__Given problem__: Recast the entries from the line containing "alert-dialog-footer: 确定 <box>639" through the line containing "paper-plane-icon <box>1505 628 1563 670</box>", both ends included, as a numbered list with blank lines omitted.

__Listed entries__:
>> BEGIN
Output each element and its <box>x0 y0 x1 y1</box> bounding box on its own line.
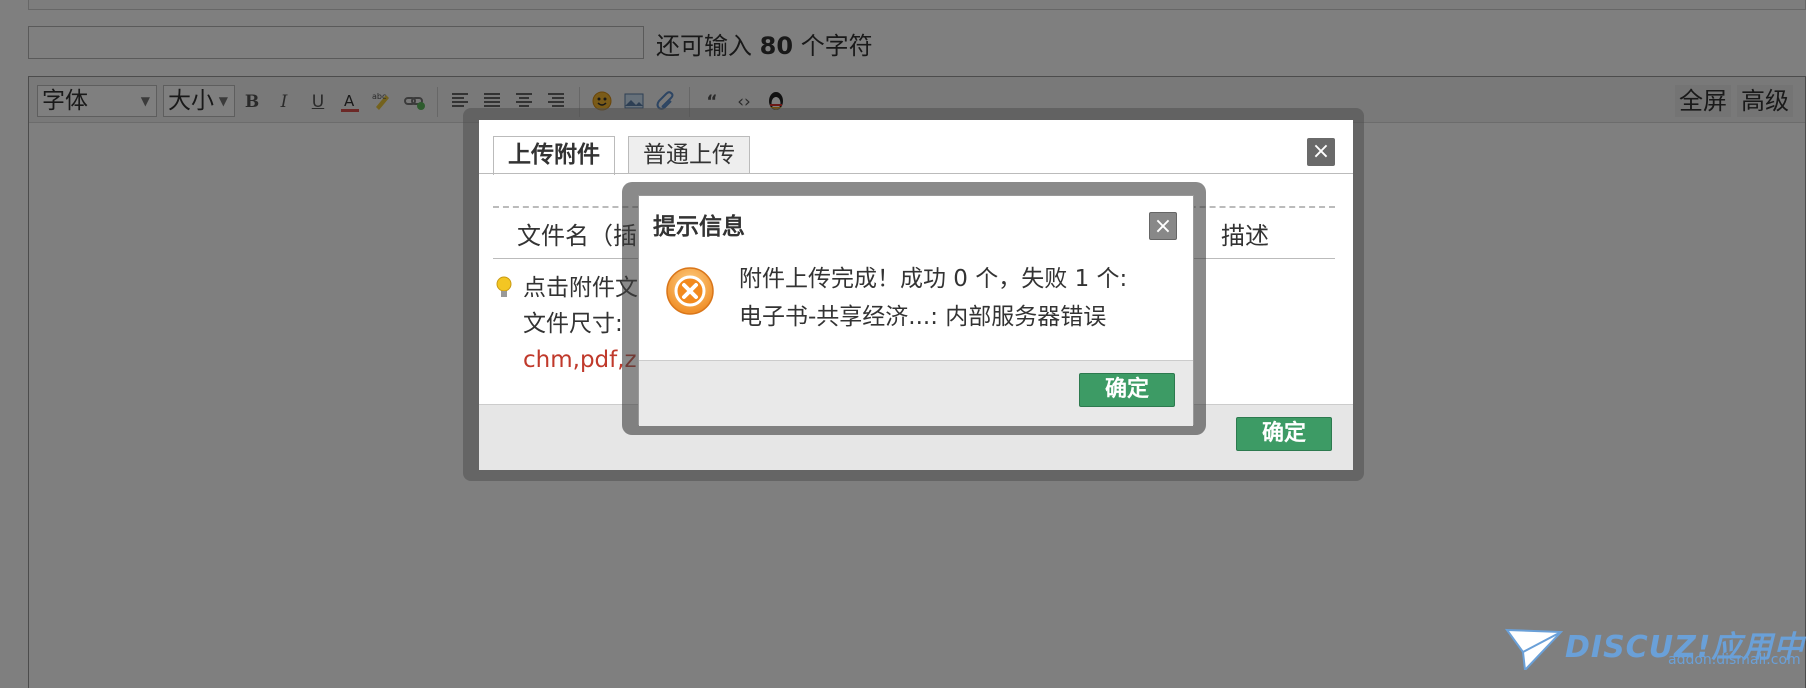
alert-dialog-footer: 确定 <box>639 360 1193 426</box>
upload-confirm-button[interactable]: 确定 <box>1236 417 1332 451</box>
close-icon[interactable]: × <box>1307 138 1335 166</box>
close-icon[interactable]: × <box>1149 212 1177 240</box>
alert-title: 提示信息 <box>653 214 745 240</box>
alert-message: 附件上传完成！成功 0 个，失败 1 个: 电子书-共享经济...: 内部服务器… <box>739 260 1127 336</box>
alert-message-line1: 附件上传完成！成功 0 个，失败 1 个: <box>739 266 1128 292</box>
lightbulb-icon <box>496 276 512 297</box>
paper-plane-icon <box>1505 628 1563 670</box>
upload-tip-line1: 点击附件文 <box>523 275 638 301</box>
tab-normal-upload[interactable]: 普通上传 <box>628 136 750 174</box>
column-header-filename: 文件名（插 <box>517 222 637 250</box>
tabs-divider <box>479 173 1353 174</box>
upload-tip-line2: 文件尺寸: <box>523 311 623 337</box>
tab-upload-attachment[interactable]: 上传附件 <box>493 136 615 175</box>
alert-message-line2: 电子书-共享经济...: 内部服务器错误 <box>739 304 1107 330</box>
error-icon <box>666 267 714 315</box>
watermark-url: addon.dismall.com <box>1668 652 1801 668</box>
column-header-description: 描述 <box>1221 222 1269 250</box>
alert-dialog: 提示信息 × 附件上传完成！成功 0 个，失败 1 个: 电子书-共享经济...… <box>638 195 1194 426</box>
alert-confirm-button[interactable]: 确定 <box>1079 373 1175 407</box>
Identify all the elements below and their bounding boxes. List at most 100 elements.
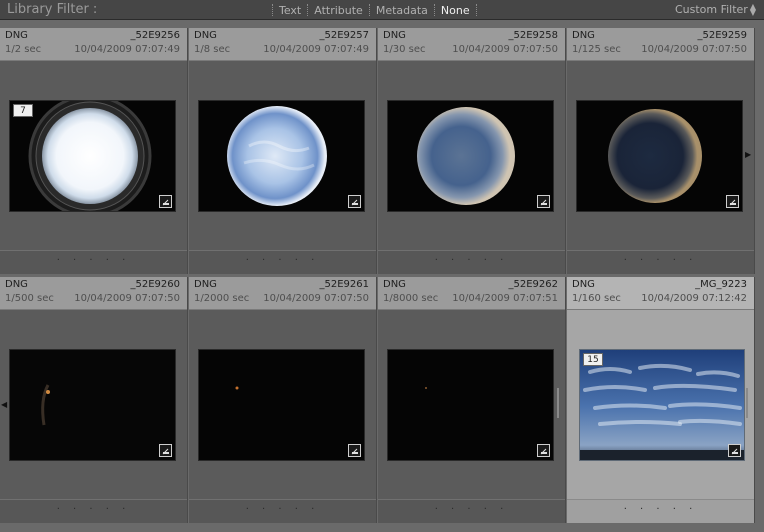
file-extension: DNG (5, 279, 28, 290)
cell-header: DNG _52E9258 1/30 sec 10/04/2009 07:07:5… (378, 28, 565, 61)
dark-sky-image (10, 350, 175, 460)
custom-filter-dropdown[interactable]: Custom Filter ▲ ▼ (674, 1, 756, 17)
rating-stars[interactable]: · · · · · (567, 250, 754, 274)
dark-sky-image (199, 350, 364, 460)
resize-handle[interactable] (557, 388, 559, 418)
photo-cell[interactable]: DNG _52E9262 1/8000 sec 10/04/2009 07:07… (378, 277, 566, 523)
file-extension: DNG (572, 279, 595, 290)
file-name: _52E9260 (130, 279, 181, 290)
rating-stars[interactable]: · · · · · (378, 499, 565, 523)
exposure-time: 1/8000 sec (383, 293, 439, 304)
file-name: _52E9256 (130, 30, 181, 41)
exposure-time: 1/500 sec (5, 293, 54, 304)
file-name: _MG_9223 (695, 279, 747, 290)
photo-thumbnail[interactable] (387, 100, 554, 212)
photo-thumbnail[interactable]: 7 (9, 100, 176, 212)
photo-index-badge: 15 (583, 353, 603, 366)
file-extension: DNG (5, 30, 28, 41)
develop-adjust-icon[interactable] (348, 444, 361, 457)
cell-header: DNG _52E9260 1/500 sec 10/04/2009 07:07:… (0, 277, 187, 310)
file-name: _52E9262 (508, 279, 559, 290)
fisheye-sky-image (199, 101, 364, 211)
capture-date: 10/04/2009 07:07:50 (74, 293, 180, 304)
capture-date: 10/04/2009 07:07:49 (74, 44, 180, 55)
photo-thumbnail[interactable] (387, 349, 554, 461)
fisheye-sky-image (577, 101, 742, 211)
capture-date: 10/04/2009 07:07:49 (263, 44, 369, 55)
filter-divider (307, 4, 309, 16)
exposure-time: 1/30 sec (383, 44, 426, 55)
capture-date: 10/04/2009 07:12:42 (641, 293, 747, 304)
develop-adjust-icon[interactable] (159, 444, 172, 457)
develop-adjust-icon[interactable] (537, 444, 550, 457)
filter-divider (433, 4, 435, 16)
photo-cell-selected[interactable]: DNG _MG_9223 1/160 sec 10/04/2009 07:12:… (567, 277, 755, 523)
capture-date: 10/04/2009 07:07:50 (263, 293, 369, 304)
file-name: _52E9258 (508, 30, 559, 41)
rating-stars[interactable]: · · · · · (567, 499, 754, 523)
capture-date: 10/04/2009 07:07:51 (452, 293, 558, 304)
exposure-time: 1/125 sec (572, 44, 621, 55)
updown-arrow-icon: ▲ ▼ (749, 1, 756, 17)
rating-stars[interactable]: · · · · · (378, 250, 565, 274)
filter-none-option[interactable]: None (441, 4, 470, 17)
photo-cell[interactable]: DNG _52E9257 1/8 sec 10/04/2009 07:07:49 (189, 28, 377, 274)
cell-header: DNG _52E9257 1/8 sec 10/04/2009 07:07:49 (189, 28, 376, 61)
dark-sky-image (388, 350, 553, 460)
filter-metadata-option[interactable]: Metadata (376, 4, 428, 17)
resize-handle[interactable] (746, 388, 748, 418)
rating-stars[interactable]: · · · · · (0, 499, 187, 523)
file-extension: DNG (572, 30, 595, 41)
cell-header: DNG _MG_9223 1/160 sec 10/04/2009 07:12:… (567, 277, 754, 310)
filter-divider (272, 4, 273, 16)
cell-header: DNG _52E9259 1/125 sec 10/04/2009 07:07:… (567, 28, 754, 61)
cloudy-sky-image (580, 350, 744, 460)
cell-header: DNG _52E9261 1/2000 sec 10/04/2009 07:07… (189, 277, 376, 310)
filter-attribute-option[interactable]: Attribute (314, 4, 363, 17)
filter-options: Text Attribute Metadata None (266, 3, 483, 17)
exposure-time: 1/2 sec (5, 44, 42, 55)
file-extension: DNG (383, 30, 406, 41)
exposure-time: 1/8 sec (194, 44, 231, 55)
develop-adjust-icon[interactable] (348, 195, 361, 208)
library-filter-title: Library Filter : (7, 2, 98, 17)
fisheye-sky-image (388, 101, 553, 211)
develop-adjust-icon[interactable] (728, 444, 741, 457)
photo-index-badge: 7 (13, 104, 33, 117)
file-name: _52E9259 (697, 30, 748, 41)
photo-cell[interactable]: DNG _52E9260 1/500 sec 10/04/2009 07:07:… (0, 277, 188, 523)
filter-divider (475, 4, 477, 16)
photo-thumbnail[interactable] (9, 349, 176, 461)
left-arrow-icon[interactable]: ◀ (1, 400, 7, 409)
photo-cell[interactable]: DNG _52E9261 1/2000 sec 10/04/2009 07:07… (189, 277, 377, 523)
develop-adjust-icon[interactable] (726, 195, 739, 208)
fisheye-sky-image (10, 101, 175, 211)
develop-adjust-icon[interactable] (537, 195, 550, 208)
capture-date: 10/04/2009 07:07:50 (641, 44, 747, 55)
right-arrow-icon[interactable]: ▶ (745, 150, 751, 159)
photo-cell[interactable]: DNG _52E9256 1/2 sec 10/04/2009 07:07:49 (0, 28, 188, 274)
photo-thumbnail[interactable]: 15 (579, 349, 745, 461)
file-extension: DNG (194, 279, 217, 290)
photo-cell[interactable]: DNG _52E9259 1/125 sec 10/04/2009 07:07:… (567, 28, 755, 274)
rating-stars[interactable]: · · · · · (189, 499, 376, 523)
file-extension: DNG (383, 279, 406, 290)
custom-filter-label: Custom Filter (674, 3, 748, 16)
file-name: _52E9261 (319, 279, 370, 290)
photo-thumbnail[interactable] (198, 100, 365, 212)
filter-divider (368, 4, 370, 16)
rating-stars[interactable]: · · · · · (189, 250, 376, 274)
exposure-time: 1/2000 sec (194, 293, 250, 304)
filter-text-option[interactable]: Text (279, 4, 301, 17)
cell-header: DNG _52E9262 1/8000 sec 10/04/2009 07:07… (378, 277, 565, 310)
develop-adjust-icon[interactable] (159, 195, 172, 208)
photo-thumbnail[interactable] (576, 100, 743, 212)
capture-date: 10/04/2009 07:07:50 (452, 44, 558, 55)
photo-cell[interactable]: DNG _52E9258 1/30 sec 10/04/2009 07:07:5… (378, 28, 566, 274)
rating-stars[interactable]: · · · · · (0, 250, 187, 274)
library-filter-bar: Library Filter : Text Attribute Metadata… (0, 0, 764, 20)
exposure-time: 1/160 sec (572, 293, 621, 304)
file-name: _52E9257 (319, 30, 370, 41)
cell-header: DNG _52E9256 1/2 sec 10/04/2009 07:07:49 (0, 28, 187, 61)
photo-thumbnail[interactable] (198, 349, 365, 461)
>> END
__The output__:
1. alert-dialog-footer: 确定 <box>639 360 1193 426</box>
2. upload-confirm-button[interactable]: 确定 <box>1236 417 1332 451</box>
3. close-icon[interactable]: × <box>1307 138 1335 166</box>
4. close-icon[interactable]: × <box>1149 212 1177 240</box>
5. alert-title: 提示信息 <box>653 214 745 240</box>
6. alert-message: 附件上传完成！成功 0 个，失败 1 个: 电子书-共享经济...: 内部服务器… <box>739 260 1127 336</box>
7. alert-message-line1: 附件上传完成！成功 0 个，失败 1 个: <box>739 266 1128 292</box>
8. lightbulb-icon <box>496 276 512 297</box>
9. paper-plane-icon <box>1505 628 1563 670</box>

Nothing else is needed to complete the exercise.